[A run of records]
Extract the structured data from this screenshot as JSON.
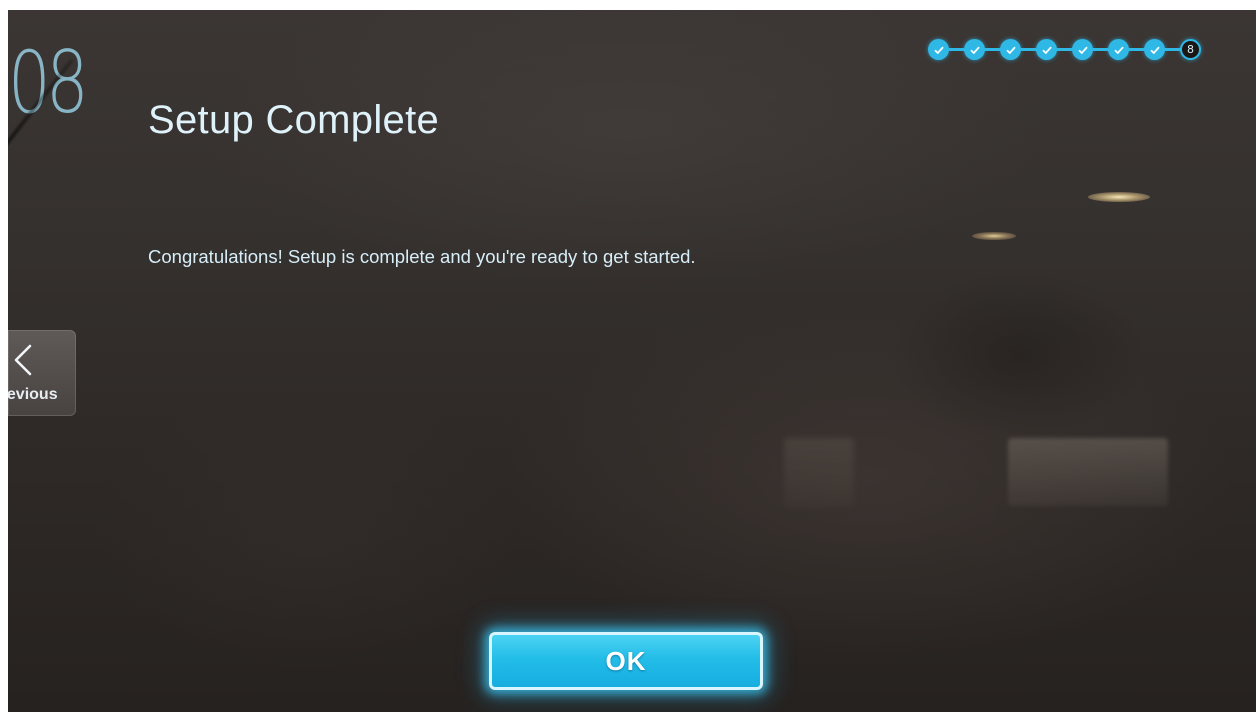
{
  "step": {
    "number": "08",
    "title": "Setup Complete",
    "current_step_label": "8",
    "completed_steps": 7,
    "total_steps": 8
  },
  "content": {
    "message": "Congratulations! Setup is complete and you're ready to get started."
  },
  "navigation": {
    "previous_label": "Previous",
    "previous_icon": "chevron-left-icon"
  },
  "actions": {
    "ok_label": "OK"
  },
  "colors": {
    "accent": "#2fb8e6",
    "button": "#23bde8",
    "text": "#dff2fa",
    "background": "#35312f"
  }
}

(Task): Quote the listing above in full, except for the pictures.

(Exercise answer):
Extract the structured data from this screenshot as JSON.
{
  "step": {
    "number": "08",
    "title": "Setup Complete",
    "current_step_label": "8",
    "completed_steps": 7,
    "total_steps": 8
  },
  "content": {
    "message": "Congratulations! Setup is complete and you're ready to get started."
  },
  "navigation": {
    "previous_label": "Previous",
    "previous_icon": "chevron-left-icon"
  },
  "actions": {
    "ok_label": "OK"
  },
  "colors": {
    "accent": "#2fb8e6",
    "button": "#23bde8",
    "text": "#dff2fa",
    "background": "#35312f"
  }
}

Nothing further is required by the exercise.